The request: Copy out all the lines where "title" shows up.

═════ Dataset rows ═════

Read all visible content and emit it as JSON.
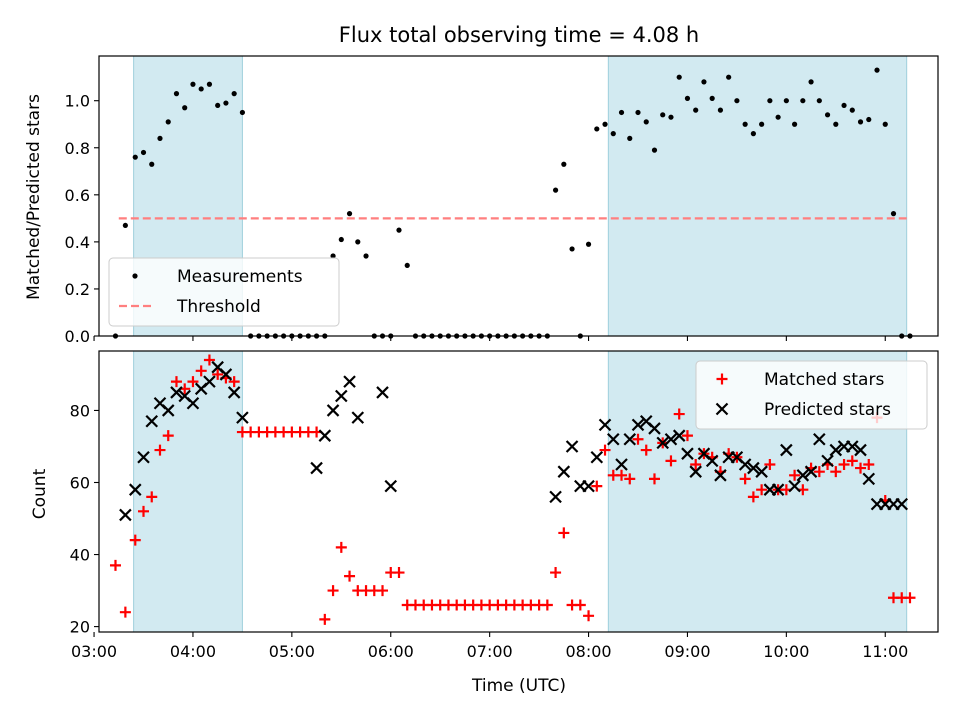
{
  "chart_data": [
    {
      "type": "scatter",
      "title": "Flux total observing time = 4.08 h",
      "ylabel": "Matched/Predicted stars",
      "xlabel": "",
      "ylim": [
        0,
        1.19
      ],
      "xlim": [
        "03:03",
        "11:32"
      ],
      "xticks": [
        "03:00",
        "04:00",
        "05:00",
        "06:00",
        "07:00",
        "08:00",
        "09:00",
        "10:00",
        "11:00"
      ],
      "yticks": [
        "0.0",
        "0.2",
        "0.4",
        "0.6",
        "0.8",
        "1.0"
      ],
      "legend_position": "lower-left",
      "shaded_intervals": [
        [
          "03:24",
          "04:30"
        ],
        [
          "08:12",
          "11:13"
        ]
      ],
      "shade_color": "#add8e6",
      "threshold": {
        "name": "Threshold",
        "value": 0.5,
        "x": [
          "03:15",
          "11:13"
        ],
        "color": "#ff7f7f",
        "style": "dashed"
      },
      "series": [
        {
          "name": "Measurements",
          "color": "#000000",
          "marker": "dot",
          "x": [
            "03:13",
            "03:19",
            "03:25",
            "03:30",
            "03:35",
            "03:40",
            "03:45",
            "03:50",
            "03:55",
            "04:00",
            "04:05",
            "04:10",
            "04:15",
            "04:20",
            "04:25",
            "04:30",
            "04:35",
            "04:40",
            "04:45",
            "04:50",
            "04:55",
            "05:00",
            "05:05",
            "05:10",
            "05:15",
            "05:20",
            "05:25",
            "05:30",
            "05:35",
            "05:40",
            "05:45",
            "05:50",
            "05:55",
            "06:00",
            "06:05",
            "06:10",
            "06:15",
            "06:20",
            "06:25",
            "06:30",
            "06:35",
            "06:40",
            "06:45",
            "06:50",
            "06:55",
            "07:00",
            "07:05",
            "07:10",
            "07:15",
            "07:20",
            "07:25",
            "07:30",
            "07:35",
            "07:40",
            "07:45",
            "07:50",
            "07:55",
            "08:00",
            "08:05",
            "08:10",
            "08:15",
            "08:20",
            "08:25",
            "08:30",
            "08:35",
            "08:40",
            "08:45",
            "08:50",
            "08:55",
            "09:00",
            "09:05",
            "09:10",
            "09:15",
            "09:20",
            "09:25",
            "09:30",
            "09:35",
            "09:40",
            "09:45",
            "09:50",
            "09:55",
            "10:00",
            "10:05",
            "10:10",
            "10:15",
            "10:20",
            "10:25",
            "10:30",
            "10:35",
            "10:40",
            "10:45",
            "10:50",
            "10:55",
            "11:00",
            "11:05",
            "11:10",
            "11:15"
          ],
          "y": [
            0.0,
            0.47,
            0.76,
            0.78,
            0.73,
            0.84,
            0.91,
            1.03,
            0.97,
            1.07,
            1.05,
            1.07,
            0.98,
            0.99,
            1.03,
            0.95,
            0.0,
            0.0,
            0.0,
            0.0,
            0.0,
            0.0,
            0.0,
            0.0,
            0.0,
            0.0,
            0.34,
            0.41,
            0.52,
            0.4,
            0.34,
            0.0,
            0.0,
            0.0,
            0.45,
            0.3,
            0.0,
            0.0,
            0.0,
            0.0,
            0.0,
            0.0,
            0.0,
            0.0,
            0.0,
            0.0,
            0.0,
            0.0,
            0.0,
            0.0,
            0.0,
            0.0,
            0.0,
            0.62,
            0.73,
            0.37,
            0.0,
            0.39,
            0.88,
            0.9,
            0.86,
            0.95,
            0.84,
            0.95,
            0.91,
            0.79,
            0.94,
            0.93,
            1.1,
            1.01,
            0.96,
            1.08,
            1.01,
            0.96,
            1.1,
            1.0,
            0.9,
            0.86,
            0.9,
            1.0,
            0.93,
            1.0,
            0.9,
            1.0,
            1.08,
            1.0,
            0.94,
            0.9,
            0.98,
            0.96,
            0.91,
            0.92,
            1.13,
            0.9,
            0.52,
            0.0,
            0.0
          ]
        }
      ]
    },
    {
      "type": "scatter",
      "title": "",
      "ylabel": "Count",
      "xlabel": "Time (UTC)",
      "ylim": [
        18.5,
        96.5
      ],
      "xlim": [
        "03:03",
        "11:32"
      ],
      "xticks": [
        "03:00",
        "04:00",
        "05:00",
        "06:00",
        "07:00",
        "08:00",
        "09:00",
        "10:00",
        "11:00"
      ],
      "yticks": [
        "20",
        "40",
        "60",
        "80"
      ],
      "legend_position": "upper-right",
      "shaded_intervals": [
        [
          "03:24",
          "04:30"
        ],
        [
          "08:12",
          "11:13"
        ]
      ],
      "shade_color": "#add8e6",
      "series": [
        {
          "name": "Matched stars",
          "color": "#ff0000",
          "marker": "plus",
          "x": [
            "03:13",
            "03:19",
            "03:25",
            "03:30",
            "03:35",
            "03:40",
            "03:45",
            "03:50",
            "03:55",
            "04:00",
            "04:05",
            "04:10",
            "04:15",
            "04:20",
            "04:25",
            "04:30",
            "04:35",
            "04:40",
            "04:45",
            "04:50",
            "04:55",
            "05:00",
            "05:05",
            "05:10",
            "05:15",
            "05:20",
            "05:25",
            "05:30",
            "05:35",
            "05:40",
            "05:45",
            "05:50",
            "05:55",
            "06:00",
            "06:05",
            "06:10",
            "06:15",
            "06:20",
            "06:25",
            "06:30",
            "06:35",
            "06:40",
            "06:45",
            "06:50",
            "06:55",
            "07:00",
            "07:05",
            "07:10",
            "07:15",
            "07:20",
            "07:25",
            "07:30",
            "07:35",
            "07:40",
            "07:45",
            "07:50",
            "07:55",
            "08:00",
            "08:05",
            "08:10",
            "08:15",
            "08:20",
            "08:25",
            "08:30",
            "08:35",
            "08:40",
            "08:45",
            "08:50",
            "08:55",
            "09:00",
            "09:05",
            "09:10",
            "09:15",
            "09:20",
            "09:25",
            "09:30",
            "09:35",
            "09:40",
            "09:45",
            "09:50",
            "09:55",
            "10:00",
            "10:05",
            "10:10",
            "10:15",
            "10:20",
            "10:25",
            "10:30",
            "10:35",
            "10:40",
            "10:45",
            "10:50",
            "10:55",
            "11:00",
            "11:05",
            "11:10",
            "11:15"
          ],
          "y": [
            37,
            24,
            44,
            52,
            56,
            69,
            73,
            88,
            86,
            88,
            91,
            94,
            90,
            89,
            88,
            74,
            74,
            74,
            74,
            74,
            74,
            74,
            74,
            74,
            74,
            22,
            30,
            42,
            34,
            30,
            30,
            30,
            30,
            35,
            35,
            26,
            26,
            26,
            26,
            26,
            26,
            26,
            26,
            26,
            26,
            26,
            26,
            26,
            26,
            26,
            26,
            26,
            26,
            35,
            46,
            26,
            26,
            23,
            59,
            69,
            62,
            62,
            61,
            72,
            69,
            61,
            71,
            66,
            79,
            73,
            65,
            68,
            67,
            63,
            68,
            67,
            61,
            56,
            58,
            65,
            58,
            58,
            62,
            58,
            64,
            63,
            65,
            63,
            65,
            66,
            64,
            65,
            78,
            55,
            28,
            28,
            28
          ]
        },
        {
          "name": "Predicted stars",
          "color": "#000000",
          "marker": "x",
          "x": [
            "03:19",
            "03:25",
            "03:30",
            "03:35",
            "03:40",
            "03:45",
            "03:50",
            "03:55",
            "04:00",
            "04:05",
            "04:10",
            "04:15",
            "04:20",
            "04:25",
            "04:30",
            "05:15",
            "05:20",
            "05:25",
            "05:30",
            "05:35",
            "05:40",
            "05:55",
            "06:00",
            "07:40",
            "07:45",
            "07:50",
            "07:55",
            "08:00",
            "08:05",
            "08:10",
            "08:15",
            "08:20",
            "08:25",
            "08:30",
            "08:35",
            "08:40",
            "08:45",
            "08:50",
            "08:55",
            "09:00",
            "09:05",
            "09:10",
            "09:15",
            "09:20",
            "09:25",
            "09:30",
            "09:35",
            "09:40",
            "09:45",
            "09:50",
            "09:55",
            "10:00",
            "10:05",
            "10:10",
            "10:15",
            "10:20",
            "10:25",
            "10:30",
            "10:35",
            "10:40",
            "10:45",
            "10:50",
            "10:55",
            "11:00",
            "11:05",
            "11:10"
          ],
          "y": [
            51,
            58,
            67,
            77,
            82,
            80,
            85,
            84,
            82,
            86,
            88,
            92,
            90,
            85,
            78,
            64,
            73,
            80,
            84,
            88,
            78,
            85,
            59,
            56,
            63,
            70,
            59,
            59,
            67,
            76,
            72,
            65,
            72,
            76,
            77,
            75,
            71,
            72,
            73,
            68,
            63,
            68,
            66,
            62,
            67,
            67,
            65,
            64,
            63,
            58,
            58,
            69,
            59,
            62,
            63,
            72,
            66,
            69,
            70,
            70,
            69,
            61,
            54,
            54,
            54,
            54
          ]
        }
      ]
    }
  ],
  "x_axis_label": "Time (UTC)"
}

═════

Result of this task:
      "title": "Flux total observing time = 4.08 h",
      "title": "",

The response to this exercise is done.